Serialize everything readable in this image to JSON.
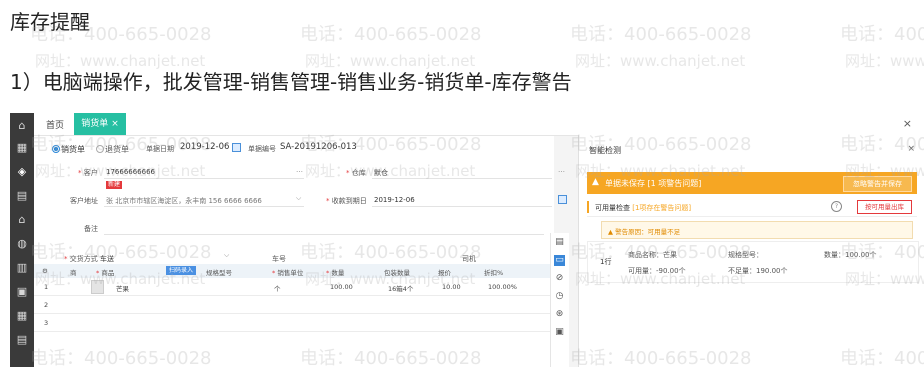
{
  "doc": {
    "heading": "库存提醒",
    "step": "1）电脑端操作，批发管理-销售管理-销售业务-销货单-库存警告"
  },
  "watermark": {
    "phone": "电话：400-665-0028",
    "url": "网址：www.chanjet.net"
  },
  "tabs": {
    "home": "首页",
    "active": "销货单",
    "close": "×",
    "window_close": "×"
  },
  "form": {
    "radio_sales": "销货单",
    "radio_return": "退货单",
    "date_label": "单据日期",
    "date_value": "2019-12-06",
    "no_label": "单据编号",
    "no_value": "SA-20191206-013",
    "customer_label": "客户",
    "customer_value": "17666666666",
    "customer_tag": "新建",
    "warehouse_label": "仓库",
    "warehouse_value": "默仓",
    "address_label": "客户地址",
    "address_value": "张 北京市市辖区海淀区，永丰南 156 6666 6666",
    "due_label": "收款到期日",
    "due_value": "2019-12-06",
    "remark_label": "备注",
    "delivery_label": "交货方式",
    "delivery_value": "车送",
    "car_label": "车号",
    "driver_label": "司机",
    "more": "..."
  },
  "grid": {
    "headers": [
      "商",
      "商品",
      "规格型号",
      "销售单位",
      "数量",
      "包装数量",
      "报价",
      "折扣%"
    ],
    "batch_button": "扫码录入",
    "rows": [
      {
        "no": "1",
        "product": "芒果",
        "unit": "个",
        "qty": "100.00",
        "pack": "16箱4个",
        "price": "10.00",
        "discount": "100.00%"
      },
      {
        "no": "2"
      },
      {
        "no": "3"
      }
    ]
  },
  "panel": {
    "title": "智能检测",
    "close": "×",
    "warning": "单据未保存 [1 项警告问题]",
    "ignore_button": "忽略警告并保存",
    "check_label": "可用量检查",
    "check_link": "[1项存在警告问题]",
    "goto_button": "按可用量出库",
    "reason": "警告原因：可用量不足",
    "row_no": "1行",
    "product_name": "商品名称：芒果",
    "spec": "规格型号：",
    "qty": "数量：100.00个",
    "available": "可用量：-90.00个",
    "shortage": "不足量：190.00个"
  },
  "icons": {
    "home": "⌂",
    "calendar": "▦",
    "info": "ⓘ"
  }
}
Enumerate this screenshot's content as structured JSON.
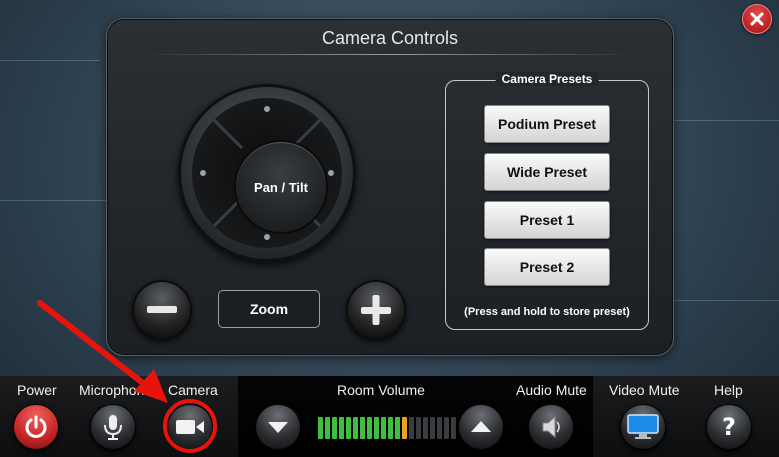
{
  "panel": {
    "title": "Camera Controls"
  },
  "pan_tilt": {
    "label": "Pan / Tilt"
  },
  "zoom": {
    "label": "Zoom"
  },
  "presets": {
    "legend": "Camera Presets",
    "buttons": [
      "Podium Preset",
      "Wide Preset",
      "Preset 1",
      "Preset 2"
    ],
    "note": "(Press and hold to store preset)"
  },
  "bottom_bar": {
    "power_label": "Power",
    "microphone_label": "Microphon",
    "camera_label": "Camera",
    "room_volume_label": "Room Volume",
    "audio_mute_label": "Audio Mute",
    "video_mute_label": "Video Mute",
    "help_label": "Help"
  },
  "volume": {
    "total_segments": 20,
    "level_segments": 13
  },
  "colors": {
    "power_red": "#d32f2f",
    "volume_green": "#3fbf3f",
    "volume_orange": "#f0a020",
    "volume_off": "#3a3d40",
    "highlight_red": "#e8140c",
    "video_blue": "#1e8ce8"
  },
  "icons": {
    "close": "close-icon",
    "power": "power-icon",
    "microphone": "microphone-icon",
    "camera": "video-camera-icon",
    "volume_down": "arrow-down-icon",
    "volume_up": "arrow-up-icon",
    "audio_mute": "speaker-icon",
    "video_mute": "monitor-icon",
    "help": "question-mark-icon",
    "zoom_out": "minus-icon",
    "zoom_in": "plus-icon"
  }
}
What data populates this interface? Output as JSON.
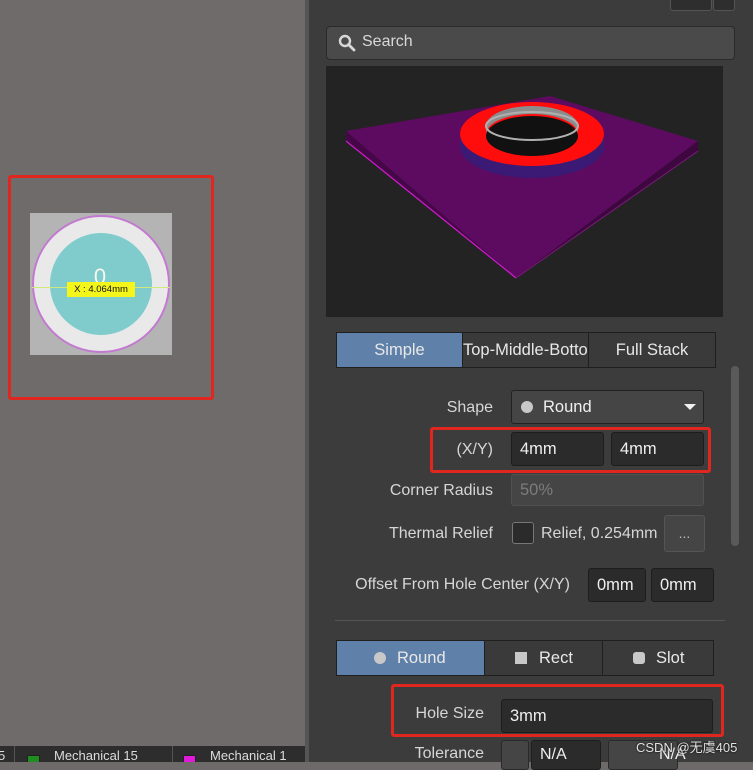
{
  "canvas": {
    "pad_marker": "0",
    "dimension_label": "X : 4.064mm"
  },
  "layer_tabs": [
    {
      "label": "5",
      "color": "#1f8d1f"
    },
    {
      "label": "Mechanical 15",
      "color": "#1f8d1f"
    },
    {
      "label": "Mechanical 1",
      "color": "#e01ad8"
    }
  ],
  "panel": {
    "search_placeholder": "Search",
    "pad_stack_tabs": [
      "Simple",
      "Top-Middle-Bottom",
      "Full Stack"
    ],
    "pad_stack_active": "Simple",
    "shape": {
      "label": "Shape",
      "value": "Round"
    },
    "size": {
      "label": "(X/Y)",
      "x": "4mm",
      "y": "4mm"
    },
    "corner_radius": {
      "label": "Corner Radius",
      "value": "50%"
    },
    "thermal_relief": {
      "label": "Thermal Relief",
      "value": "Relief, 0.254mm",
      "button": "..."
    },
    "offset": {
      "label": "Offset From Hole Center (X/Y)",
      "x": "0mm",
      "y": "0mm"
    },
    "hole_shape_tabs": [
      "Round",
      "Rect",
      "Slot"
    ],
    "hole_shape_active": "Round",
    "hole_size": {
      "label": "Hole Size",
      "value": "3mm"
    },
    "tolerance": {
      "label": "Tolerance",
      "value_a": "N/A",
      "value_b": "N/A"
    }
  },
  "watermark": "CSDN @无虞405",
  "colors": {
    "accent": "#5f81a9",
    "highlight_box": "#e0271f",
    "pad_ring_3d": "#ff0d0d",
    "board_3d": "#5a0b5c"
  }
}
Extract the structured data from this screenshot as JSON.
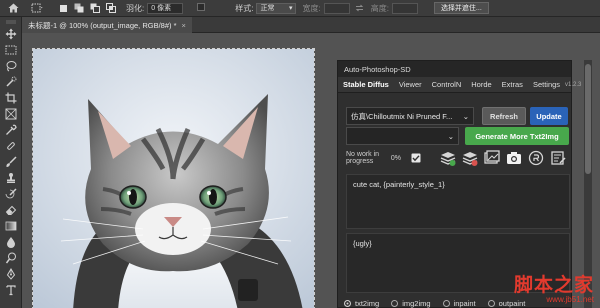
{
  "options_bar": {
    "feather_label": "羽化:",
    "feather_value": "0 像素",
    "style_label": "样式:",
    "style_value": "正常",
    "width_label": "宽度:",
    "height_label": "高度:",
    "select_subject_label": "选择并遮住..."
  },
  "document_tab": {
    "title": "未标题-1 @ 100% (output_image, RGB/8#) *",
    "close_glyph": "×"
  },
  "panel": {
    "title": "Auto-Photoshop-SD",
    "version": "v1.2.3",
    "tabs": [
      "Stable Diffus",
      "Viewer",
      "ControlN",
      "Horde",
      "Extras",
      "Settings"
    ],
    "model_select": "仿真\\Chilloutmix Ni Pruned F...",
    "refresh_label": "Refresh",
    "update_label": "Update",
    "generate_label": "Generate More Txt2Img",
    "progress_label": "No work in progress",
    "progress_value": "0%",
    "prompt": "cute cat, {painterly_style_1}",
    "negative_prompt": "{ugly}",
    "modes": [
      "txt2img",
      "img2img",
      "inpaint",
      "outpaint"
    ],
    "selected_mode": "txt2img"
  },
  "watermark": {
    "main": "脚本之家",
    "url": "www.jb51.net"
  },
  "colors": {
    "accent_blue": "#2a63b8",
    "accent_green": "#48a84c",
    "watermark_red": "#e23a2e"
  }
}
******************************
= Aim =
Make an exact copy of every record, pictures excluded.

= Expected output =
Serialize everything readable in this image to JSON.
{
  "doc": {
    "heading": "库存提醒",
    "step": "1）电脑端操作，批发管理-销售管理-销售业务-销货单-库存警告"
  },
  "watermark": {
    "phone": "电话：400-665-0028",
    "url": "网址：www.chanjet.net"
  },
  "tabs": {
    "home": "首页",
    "active": "销货单",
    "close": "×",
    "window_close": "×"
  },
  "form": {
    "radio_sales": "销货单",
    "radio_return": "退货单",
    "date_label": "单据日期",
    "date_value": "2019-12-06",
    "no_label": "单据编号",
    "no_value": "SA-20191206-013",
    "customer_label": "客户",
    "customer_value": "17666666666",
    "customer_tag": "新建",
    "warehouse_label": "仓库",
    "warehouse_value": "默仓",
    "address_label": "客户地址",
    "address_value": "张 北京市市辖区海淀区，永丰南 156 6666 6666",
    "due_label": "收款到期日",
    "due_value": "2019-12-06",
    "remark_label": "备注",
    "delivery_label": "交货方式",
    "delivery_value": "车送",
    "car_label": "车号",
    "driver_label": "司机",
    "more": "..."
  },
  "grid": {
    "headers": [
      "商",
      "商品",
      "规格型号",
      "销售单位",
      "数量",
      "包装数量",
      "报价",
      "折扣%"
    ],
    "batch_button": "扫码录入",
    "rows": [
      {
        "no": "1",
        "product": "芒果",
        "unit": "个",
        "qty": "100.00",
        "pack": "16箱4个",
        "price": "10.00",
        "discount": "100.00%"
      },
      {
        "no": "2"
      },
      {
        "no": "3"
      }
    ]
  },
  "panel": {
    "title": "智能检测",
    "close": "×",
    "warning": "单据未保存 [1 项警告问题]",
    "ignore_button": "忽略警告并保存",
    "check_label": "可用量检查",
    "check_link": "[1项存在警告问题]",
    "goto_button": "按可用量出库",
    "reason": "警告原因：可用量不足",
    "row_no": "1行",
    "product_name": "商品名称：芒果",
    "spec": "规格型号：",
    "qty": "数量：100.00个",
    "available": "可用量：-90.00个",
    "shortage": "不足量：190.00个"
  },
  "icons": {
    "home": "⌂",
    "calendar": "▦",
    "info": "ⓘ"
  }
}
Enumerate this screenshot's content as structured JSON.
{
  "panel": {
    "title": "Camera Controls"
  },
  "pan_tilt": {
    "label": "Pan / Tilt"
  },
  "zoom": {
    "label": "Zoom"
  },
  "presets": {
    "legend": "Camera Presets",
    "buttons": [
      "Podium Preset",
      "Wide Preset",
      "Preset 1",
      "Preset 2"
    ],
    "note": "(Press and hold to store preset)"
  },
  "bottom_bar": {
    "power_label": "Power",
    "microphone_label": "Microphon",
    "camera_label": "Camera",
    "room_volume_label": "Room Volume",
    "audio_mute_label": "Audio Mute",
    "video_mute_label": "Video Mute",
    "help_label": "Help"
  },
  "volume": {
    "total_segments": 20,
    "level_segments": 13
  },
  "colors": {
    "power_red": "#d32f2f",
    "volume_green": "#3fbf3f",
    "volume_orange": "#f0a020",
    "volume_off": "#3a3d40",
    "highlight_red": "#e8140c",
    "video_blue": "#1e8ce8"
  },
  "icons": {
    "close": "close-icon",
    "power": "power-icon",
    "microphone": "microphone-icon",
    "camera": "video-camera-icon",
    "volume_down": "arrow-down-icon",
    "volume_up": "arrow-up-icon",
    "audio_mute": "speaker-icon",
    "video_mute": "monitor-icon",
    "help": "question-mark-icon",
    "zoom_out": "minus-icon",
    "zoom_in": "plus-icon"
  }
}
What data populates this interface? Output as JSON.
{
  "canvas": {
    "pad_marker": "0",
    "dimension_label": "X : 4.064mm"
  },
  "layer_tabs": [
    {
      "label": "5",
      "color": "#1f8d1f"
    },
    {
      "label": "Mechanical 15",
      "color": "#1f8d1f"
    },
    {
      "label": "Mechanical 1",
      "color": "#e01ad8"
    }
  ],
  "panel": {
    "search_placeholder": "Search",
    "pad_stack_tabs": [
      "Simple",
      "Top-Middle-Bottom",
      "Full Stack"
    ],
    "pad_stack_active": "Simple",
    "shape": {
      "label": "Shape",
      "value": "Round"
    },
    "size": {
      "label": "(X/Y)",
      "x": "4mm",
      "y": "4mm"
    },
    "corner_radius": {
      "label": "Corner Radius",
      "value": "50%"
    },
    "thermal_relief": {
      "label": "Thermal Relief",
      "value": "Relief, 0.254mm",
      "button": "..."
    },
    "offset": {
      "label": "Offset From Hole Center (X/Y)",
      "x": "0mm",
      "y": "0mm"
    },
    "hole_shape_tabs": [
      "Round",
      "Rect",
      "Slot"
    ],
    "hole_shape_active": "Round",
    "hole_size": {
      "label": "Hole Size",
      "value": "3mm"
    },
    "tolerance": {
      "label": "Tolerance",
      "value_a": "N/A",
      "value_b": "N/A"
    }
  },
  "watermark": "CSDN @无虞405",
  "colors": {
    "accent": "#5f81a9",
    "highlight_box": "#e0271f",
    "pad_ring_3d": "#ff0d0d",
    "board_3d": "#5a0b5c"
  }
}
Extract the structured data from this screenshot as JSON.
{
  "options_bar": {
    "feather_label": "羽化:",
    "feather_value": "0 像素",
    "style_label": "样式:",
    "style_value": "正常",
    "width_label": "宽度:",
    "height_label": "高度:",
    "select_subject_label": "选择并遮住..."
  },
  "document_tab": {
    "title": "未标题-1 @ 100% (output_image, RGB/8#) *",
    "close_glyph": "×"
  },
  "panel": {
    "title": "Auto-Photoshop-SD",
    "version": "v1.2.3",
    "tabs": [
      "Stable Diffus",
      "Viewer",
      "ControlN",
      "Horde",
      "Extras",
      "Settings"
    ],
    "model_select": "仿真\\Chilloutmix Ni Pruned F...",
    "refresh_label": "Refresh",
    "update_label": "Update",
    "generate_label": "Generate More Txt2Img",
    "progress_label": "No work in progress",
    "progress_value": "0%",
    "prompt": "cute cat, {painterly_style_1}",
    "negative_prompt": "{ugly}",
    "modes": [
      "txt2img",
      "img2img",
      "inpaint",
      "outpaint"
    ],
    "selected_mode": "txt2img"
  },
  "watermark": {
    "main": "脚本之家",
    "url": "www.jb51.net"
  },
  "colors": {
    "accent_blue": "#2a63b8",
    "accent_green": "#48a84c",
    "watermark_red": "#e23a2e"
  }
}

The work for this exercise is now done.